■ WRITTEN EXERCISE ■
Locate each line of the material that contains "والبيهقي", then return it.

──────── DATA SHOWN

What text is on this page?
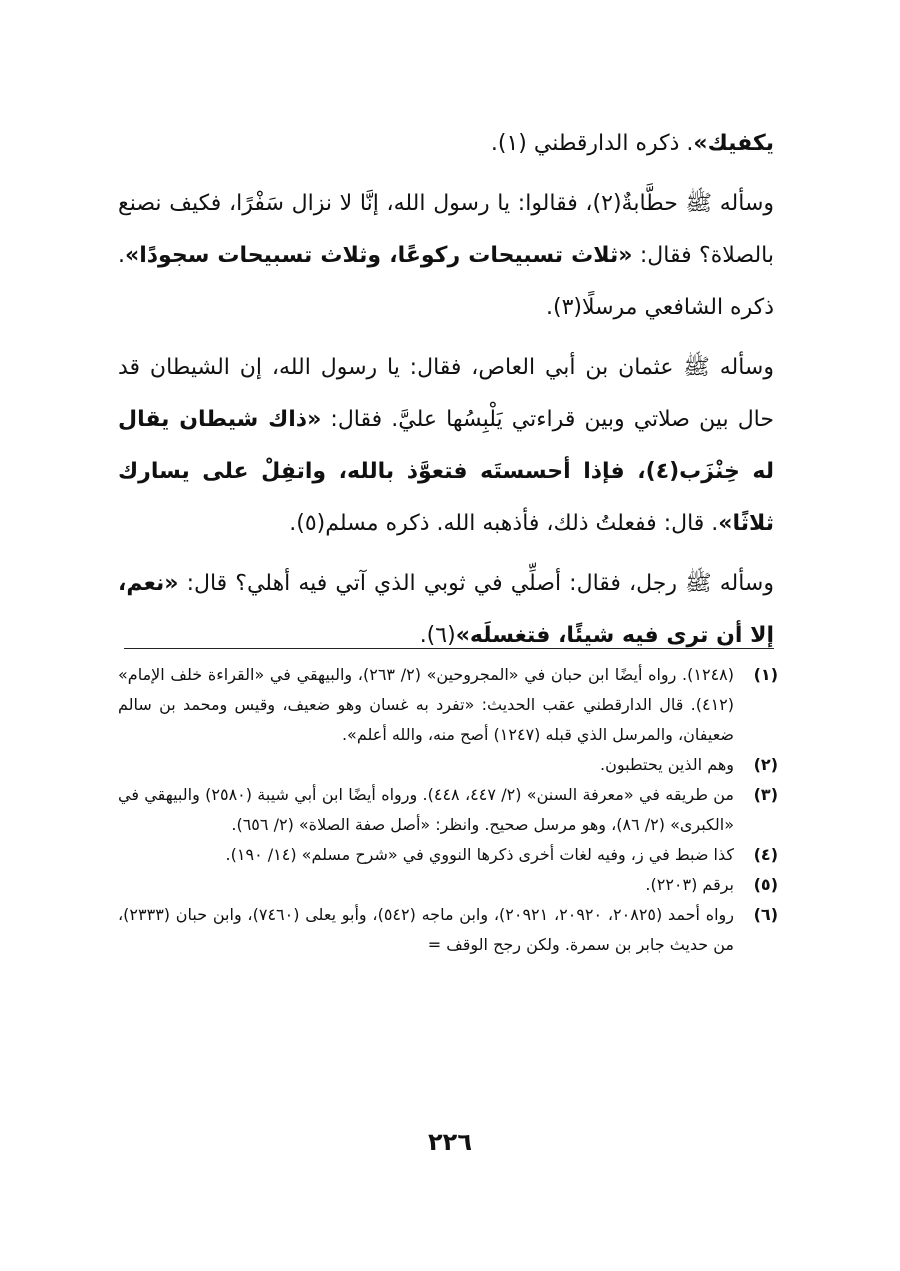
يكفيك». ذكره الدارقطني (١).

وسأله ﷺ حطَّابةٌ(٢)، فقالوا: يا رسول الله، إنَّا لا نزال سَفْرًا، فكيف نصنع بالصلاة؟ فقال: «ثلاث تسبيحات ركوعًا، وثلاث تسبيحات سجودًا». ذكره الشافعي مرسلًا(٣).

وسأله ﷺ عثمان بن أبي العاص، فقال: يا رسول الله، إن الشيطان قد حال بين صلاتي وبين قراءتي يَلْبِسُها عليَّ. فقال: «ذاك شيطان يقال له خِنْزَب(٤)، فإذا أحسستَه فتعوَّذ بالله، واتفِلْ على يسارك ثلاثًا». قال: ففعلتُ ذلك، فأذهبه الله. ذكره مسلم(٥).

وسأله ﷺ رجل، فقال: أصلِّي في ثوبي الذي آتي فيه أهلي؟ قال: «نعم، إلا أن ترى فيه شيئًا، فتغسلَه»(٦).

(١)
(١٢٤٨). رواه أيضًا ابن حبان في «المجروحين» (٢/ ٢٦٣)، والبيهقي في «القراءة خلف الإمام» (٤١٢). قال الدارقطني عقب الحديث: «تفرد به غسان وهو ضعيف، وقيس ومحمد بن سالم ضعيفان، والمرسل الذي قبله (١٢٤٧) أصح منه، والله أعلم».
(٢)
وهم الذين يحتطبون.
(٣)
من طريقه في «معرفة السنن» (٢/ ٤٤٧، ٤٤٨). ورواه أيضًا ابن أبي شيبة (٢٥٨٠) والبيهقي في «الكبرى» (٢/ ٨٦)، وهو مرسل صحيح. وانظر: «أصل صفة الصلاة» (٢/ ٦٥٦).
(٤)
كذا ضبط في ز، وفيه لغات أخرى ذكرها النووي في «شرح مسلم» (١٤/ ١٩٠).
(٥)
برقم (٢٢٠٣).
(٦)
رواه أحمد (٢٠٨٢٥، ٢٠٩٢٠، ٢٠٩٢١)، وابن ماجه (٥٤٢)، وأبو يعلى (٧٤٦٠)، وابن حبان (٢٣٣٣)، من حديث جابر بن سمرة. ولكن رجح الوقف =
٢٢٦
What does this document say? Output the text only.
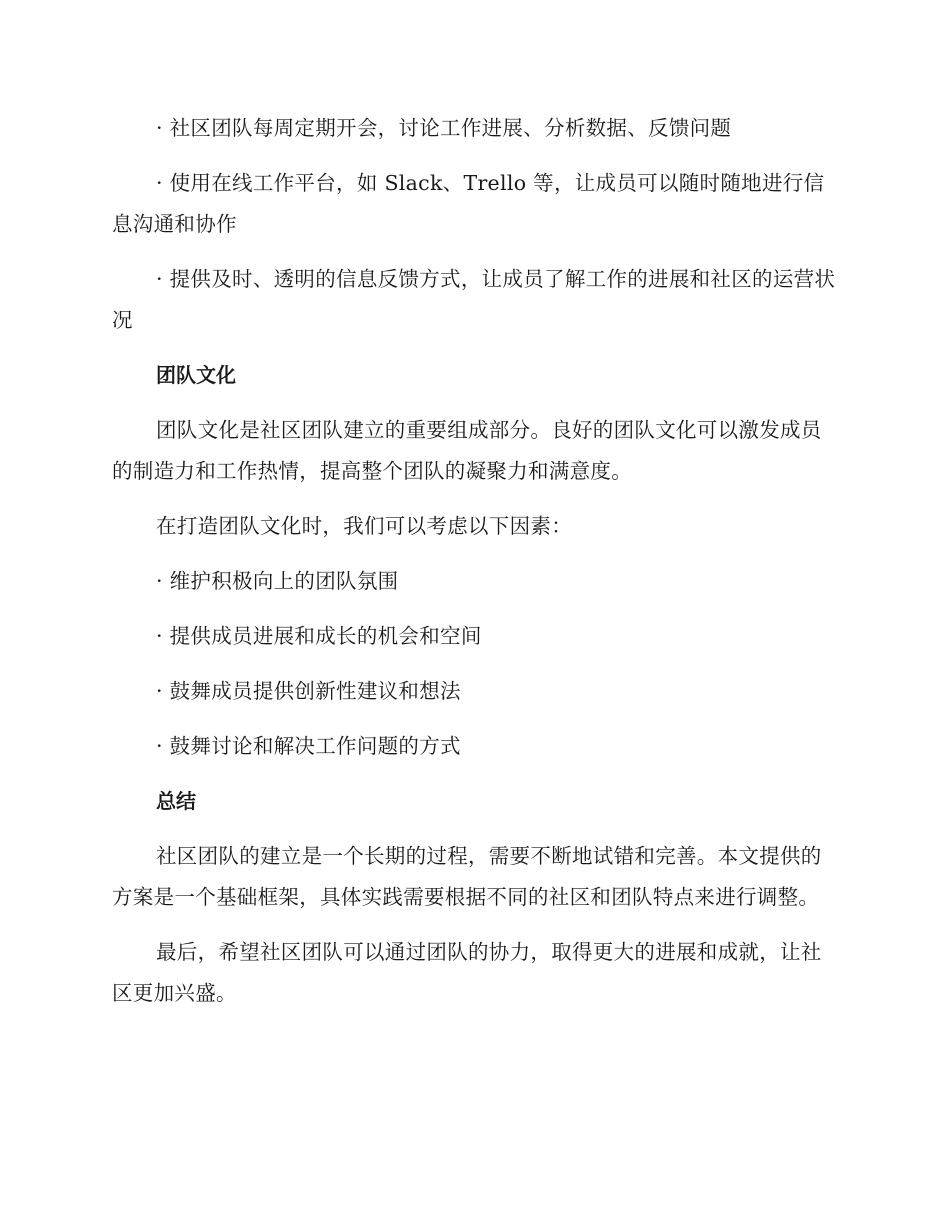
· 社区团队每周定期开会，讨论工作进展、分析数据、反馈问题

· 使用在线工作平台，如 Slack、Trello 等，让成员可以随时随地进行信息沟通和协作

· 提供及时、透明的信息反馈方式，让成员了解工作的进展和社区的运营状况

团队文化

团队文化是社区团队建立的重要组成部分。良好的团队文化可以激发成员的制造力和工作热情，提高整个团队的凝聚力和满意度。

在打造团队文化时，我们可以考虑以下因素：

· 维护积极向上的团队氛围

· 提供成员进展和成长的机会和空间

· 鼓舞成员提供创新性建议和想法

· 鼓舞讨论和解决工作问题的方式

总结

社区团队的建立是一个长期的过程，需要不断地试错和完善。本文提供的方案是一个基础框架，具体实践需要根据不同的社区和团队特点来进行调整。

最后，希望社区团队可以通过团队的协力，取得更大的进展和成就，让社区更加兴盛。
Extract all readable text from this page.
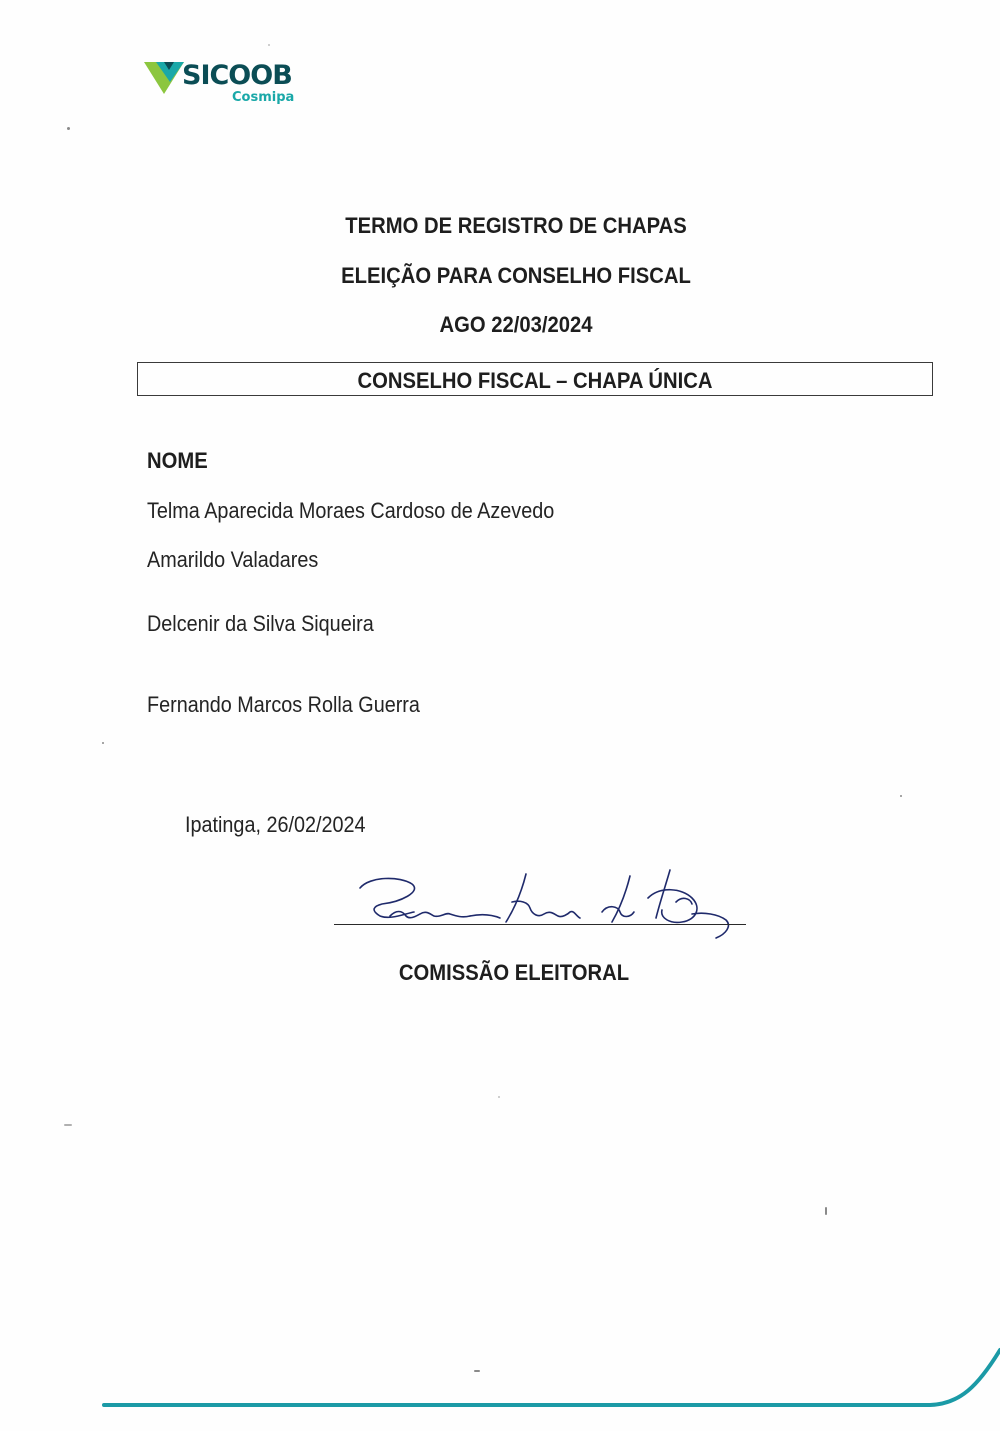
SICOOB
Cosmipa
TERMO DE REGISTRO DE CHAPAS
ELEIÇÃO PARA CONSELHO FISCAL
AGO 22/03/2024
CONSELHO FISCAL – CHAPA ÚNICA
NOME
Telma Aparecida Moraes Cardoso de Azevedo
Amarildo Valadares
Delcenir da Silva Siqueira
Fernando Marcos Rolla Guerra
Ipatinga, 26/02/2024
COMISSÃO ELEITORAL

────────────────

■ WRITTEN SOLUTION ■
(١٢٤٨). رواه أيضًا ابن حبان في «المجروحين» (٢/ ٢٦٣)، والبيهقي في «القراءة خلف الإمام» (٤١٢). قال الدارقطني عقب الحديث: «تفرد به غسان وهو ضعيف، وقيس ومحمد بن سالم ضعيفان، والمرسل الذي قبله (١٢٤٧) أصح منه، والله أعلم».
من طريقه في «معرفة السنن» (٢/ ٤٤٧، ٤٤٨). ورواه أيضًا ابن أبي شيبة (٢٥٨٠) والبيهقي في «الكبرى» (٢/ ٨٦)، وهو مرسل صحيح. وانظر: «أصل صفة الصلاة» (٢/ ٦٥٦).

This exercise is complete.